## Instruction
Reproduce all of the material word for word.

## Data shown

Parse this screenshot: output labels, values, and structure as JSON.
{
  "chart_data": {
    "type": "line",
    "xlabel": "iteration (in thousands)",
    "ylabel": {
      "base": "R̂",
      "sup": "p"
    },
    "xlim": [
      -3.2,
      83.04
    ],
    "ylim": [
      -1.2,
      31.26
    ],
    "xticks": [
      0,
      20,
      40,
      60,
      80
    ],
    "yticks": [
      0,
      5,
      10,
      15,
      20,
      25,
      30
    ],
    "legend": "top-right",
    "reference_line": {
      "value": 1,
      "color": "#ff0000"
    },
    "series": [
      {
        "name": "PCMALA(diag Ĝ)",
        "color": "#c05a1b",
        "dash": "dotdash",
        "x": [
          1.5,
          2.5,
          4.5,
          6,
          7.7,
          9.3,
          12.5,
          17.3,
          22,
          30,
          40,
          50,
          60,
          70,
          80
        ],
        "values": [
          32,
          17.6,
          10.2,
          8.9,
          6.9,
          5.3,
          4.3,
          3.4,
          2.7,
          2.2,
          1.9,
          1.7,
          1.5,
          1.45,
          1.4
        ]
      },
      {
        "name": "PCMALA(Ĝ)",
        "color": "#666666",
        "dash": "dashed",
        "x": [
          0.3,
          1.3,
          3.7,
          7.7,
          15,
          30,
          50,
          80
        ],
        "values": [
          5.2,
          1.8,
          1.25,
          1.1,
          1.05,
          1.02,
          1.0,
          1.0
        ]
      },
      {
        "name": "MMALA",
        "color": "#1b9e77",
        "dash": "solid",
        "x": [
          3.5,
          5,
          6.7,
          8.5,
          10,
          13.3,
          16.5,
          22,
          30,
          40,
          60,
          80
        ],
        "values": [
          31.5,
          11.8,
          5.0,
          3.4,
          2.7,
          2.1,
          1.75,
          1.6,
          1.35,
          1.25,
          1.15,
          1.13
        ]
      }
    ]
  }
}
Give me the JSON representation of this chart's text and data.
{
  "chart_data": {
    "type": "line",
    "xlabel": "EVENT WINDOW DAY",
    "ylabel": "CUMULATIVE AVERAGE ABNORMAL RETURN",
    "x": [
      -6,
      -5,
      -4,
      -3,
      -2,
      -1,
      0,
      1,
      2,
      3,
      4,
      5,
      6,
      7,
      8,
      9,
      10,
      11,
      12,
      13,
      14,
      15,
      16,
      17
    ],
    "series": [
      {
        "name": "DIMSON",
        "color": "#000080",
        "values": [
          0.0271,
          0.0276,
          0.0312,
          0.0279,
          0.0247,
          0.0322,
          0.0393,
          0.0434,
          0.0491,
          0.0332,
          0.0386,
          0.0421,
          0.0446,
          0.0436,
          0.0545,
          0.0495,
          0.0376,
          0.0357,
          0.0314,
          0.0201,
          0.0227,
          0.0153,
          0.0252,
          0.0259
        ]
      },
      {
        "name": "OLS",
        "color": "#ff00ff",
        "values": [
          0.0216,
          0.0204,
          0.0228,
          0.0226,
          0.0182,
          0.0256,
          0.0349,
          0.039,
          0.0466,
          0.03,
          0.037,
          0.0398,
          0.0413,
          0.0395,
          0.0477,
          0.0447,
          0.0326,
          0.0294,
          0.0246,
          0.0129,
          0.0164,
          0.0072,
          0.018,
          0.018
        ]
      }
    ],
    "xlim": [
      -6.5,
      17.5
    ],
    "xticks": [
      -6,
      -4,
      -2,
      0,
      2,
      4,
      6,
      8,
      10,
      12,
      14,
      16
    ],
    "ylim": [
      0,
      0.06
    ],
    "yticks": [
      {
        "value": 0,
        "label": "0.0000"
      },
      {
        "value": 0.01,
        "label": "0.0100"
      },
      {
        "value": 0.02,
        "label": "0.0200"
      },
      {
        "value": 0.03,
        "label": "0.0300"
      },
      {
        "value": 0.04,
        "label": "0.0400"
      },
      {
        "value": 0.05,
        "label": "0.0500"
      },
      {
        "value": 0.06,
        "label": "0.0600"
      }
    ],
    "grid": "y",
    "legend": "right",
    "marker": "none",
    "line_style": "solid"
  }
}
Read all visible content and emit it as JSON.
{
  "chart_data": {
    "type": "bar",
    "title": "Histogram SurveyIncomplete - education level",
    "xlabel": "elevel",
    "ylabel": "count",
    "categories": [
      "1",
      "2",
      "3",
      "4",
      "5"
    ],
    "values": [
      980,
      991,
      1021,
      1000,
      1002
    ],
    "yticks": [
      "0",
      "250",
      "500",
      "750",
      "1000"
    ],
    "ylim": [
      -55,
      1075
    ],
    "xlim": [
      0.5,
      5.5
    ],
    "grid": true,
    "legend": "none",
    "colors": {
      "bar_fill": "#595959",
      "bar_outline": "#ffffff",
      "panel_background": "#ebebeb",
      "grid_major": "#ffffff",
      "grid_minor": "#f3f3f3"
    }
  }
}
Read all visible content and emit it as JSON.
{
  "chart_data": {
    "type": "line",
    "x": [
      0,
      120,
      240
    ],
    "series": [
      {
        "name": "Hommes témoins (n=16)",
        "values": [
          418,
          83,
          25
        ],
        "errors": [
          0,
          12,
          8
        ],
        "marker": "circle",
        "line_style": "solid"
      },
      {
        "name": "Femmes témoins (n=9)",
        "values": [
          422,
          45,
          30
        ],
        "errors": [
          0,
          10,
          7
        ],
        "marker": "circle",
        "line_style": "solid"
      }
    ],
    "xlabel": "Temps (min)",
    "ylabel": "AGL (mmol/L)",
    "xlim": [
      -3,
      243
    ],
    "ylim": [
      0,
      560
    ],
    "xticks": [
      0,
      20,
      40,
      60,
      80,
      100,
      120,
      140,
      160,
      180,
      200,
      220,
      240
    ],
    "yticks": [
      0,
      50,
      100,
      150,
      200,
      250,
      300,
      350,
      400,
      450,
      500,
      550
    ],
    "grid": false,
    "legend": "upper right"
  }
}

## Answer
Parse this screenshot: output labels, values, and structure as JSON.
{
  "chart_data": {
    "type": "line",
    "xlabel": "iteration (in thousands)",
    "ylabel": {
      "base": "R̂",
      "sup": "p"
    },
    "xlim": [
      -3.2,
      83.04
    ],
    "ylim": [
      -1.2,
      31.26
    ],
    "xticks": [
      0,
      20,
      40,
      60,
      80
    ],
    "yticks": [
      0,
      5,
      10,
      15,
      20,
      25,
      30
    ],
    "legend": "top-right",
    "reference_line": {
      "value": 1,
      "color": "#ff0000"
    },
    "series": [
      {
        "name": "PCMALA(diag Ĝ)",
        "color": "#c05a1b",
        "dash": "dotdash",
        "x": [
          1.5,
          2.5,
          4.5,
          6,
          7.7,
          9.3,
          12.5,
          17.3,
          22,
          30,
          40,
          50,
          60,
          70,
          80
        ],
        "values": [
          32,
          17.6,
          10.2,
          8.9,
          6.9,
          5.3,
          4.3,
          3.4,
          2.7,
          2.2,
          1.9,
          1.7,
          1.5,
          1.45,
          1.4
        ]
      },
      {
        "name": "PCMALA(Ĝ)",
        "color": "#666666",
        "dash": "dashed",
        "x": [
          0.3,
          1.3,
          3.7,
          7.7,
          15,
          30,
          50,
          80
        ],
        "values": [
          5.2,
          1.8,
          1.25,
          1.1,
          1.05,
          1.02,
          1.0,
          1.0
        ]
      },
      {
        "name": "MMALA",
        "color": "#1b9e77",
        "dash": "solid",
        "x": [
          3.5,
          5,
          6.7,
          8.5,
          10,
          13.3,
          16.5,
          22,
          30,
          40,
          60,
          80
        ],
        "values": [
          31.5,
          11.8,
          5.0,
          3.4,
          2.7,
          2.1,
          1.75,
          1.6,
          1.35,
          1.25,
          1.15,
          1.13
        ]
      }
    ]
  }
}
Give me the JSON representation of this chart's text and data.
{
  "chart_data": {
    "type": "line",
    "xlabel": "EVENT WINDOW DAY",
    "ylabel": "CUMULATIVE AVERAGE ABNORMAL RETURN",
    "x": [
      -6,
      -5,
      -4,
      -3,
      -2,
      -1,
      0,
      1,
      2,
      3,
      4,
      5,
      6,
      7,
      8,
      9,
      10,
      11,
      12,
      13,
      14,
      15,
      16,
      17
    ],
    "series": [
      {
        "name": "DIMSON",
        "color": "#000080",
        "values": [
          0.0271,
          0.0276,
          0.0312,
          0.0279,
          0.0247,
          0.0322,
          0.0393,
          0.0434,
          0.0491,
          0.0332,
          0.0386,
          0.0421,
          0.0446,
          0.0436,
          0.0545,
          0.0495,
          0.0376,
          0.0357,
          0.0314,
          0.0201,
          0.0227,
          0.0153,
          0.0252,
          0.0259
        ]
      },
      {
        "name": "OLS",
        "color": "#ff00ff",
        "values": [
          0.0216,
          0.0204,
          0.0228,
          0.0226,
          0.0182,
          0.0256,
          0.0349,
          0.039,
          0.0466,
          0.03,
          0.037,
          0.0398,
          0.0413,
          0.0395,
          0.0477,
          0.0447,
          0.0326,
          0.0294,
          0.0246,
          0.0129,
          0.0164,
          0.0072,
          0.018,
          0.018
        ]
      }
    ],
    "xlim": [
      -6.5,
      17.5
    ],
    "xticks": [
      -6,
      -4,
      -2,
      0,
      2,
      4,
      6,
      8,
      10,
      12,
      14,
      16
    ],
    "ylim": [
      0,
      0.06
    ],
    "yticks": [
      {
        "value": 0,
        "label": "0.0000"
      },
      {
        "value": 0.01,
        "label": "0.0100"
      },
      {
        "value": 0.02,
        "label": "0.0200"
      },
      {
        "value": 0.03,
        "label": "0.0300"
      },
      {
        "value": 0.04,
        "label": "0.0400"
      },
      {
        "value": 0.05,
        "label": "0.0500"
      },
      {
        "value": 0.06,
        "label": "0.0600"
      }
    ],
    "grid": "y",
    "legend": "right",
    "marker": "none",
    "line_style": "solid"
  }
}
Read all visible content and emit it as JSON.
{
  "chart_data": {
    "type": "bar",
    "title": "Histogram SurveyIncomplete - education level",
    "xlabel": "elevel",
    "ylabel": "count",
    "categories": [
      "1",
      "2",
      "3",
      "4",
      "5"
    ],
    "values": [
      980,
      991,
      1021,
      1000,
      1002
    ],
    "yticks": [
      "0",
      "250",
      "500",
      "750",
      "1000"
    ],
    "ylim": [
      -55,
      1075
    ],
    "xlim": [
      0.5,
      5.5
    ],
    "grid": true,
    "legend": "none",
    "colors": {
      "bar_fill": "#595959",
      "bar_outline": "#ffffff",
      "panel_background": "#ebebeb",
      "grid_major": "#ffffff",
      "grid_minor": "#f3f3f3"
    }
  }
}
Read all visible content and emit it as JSON.
{
  "chart_data": {
    "type": "line",
    "x": [
      0,
      120,
      240
    ],
    "series": [
      {
        "name": "Hommes témoins (n=16)",
        "values": [
          418,
          83,
          25
        ],
        "errors": [
          0,
          12,
          8
        ],
        "marker": "circle",
        "line_style": "solid"
      },
      {
        "name": "Femmes témoins (n=9)",
        "values": [
          422,
          45,
          30
        ],
        "errors": [
          0,
          10,
          7
        ],
        "marker": "circle",
        "line_style": "solid"
      }
    ],
    "xlabel": "Temps (min)",
    "ylabel": "AGL (mmol/L)",
    "xlim": [
      -3,
      243
    ],
    "ylim": [
      0,
      560
    ],
    "xticks": [
      0,
      20,
      40,
      60,
      80,
      100,
      120,
      140,
      160,
      180,
      200,
      220,
      240
    ],
    "yticks": [
      0,
      50,
      100,
      150,
      200,
      250,
      300,
      350,
      400,
      450,
      500,
      550
    ],
    "grid": false,
    "legend": "upper right"
  }
}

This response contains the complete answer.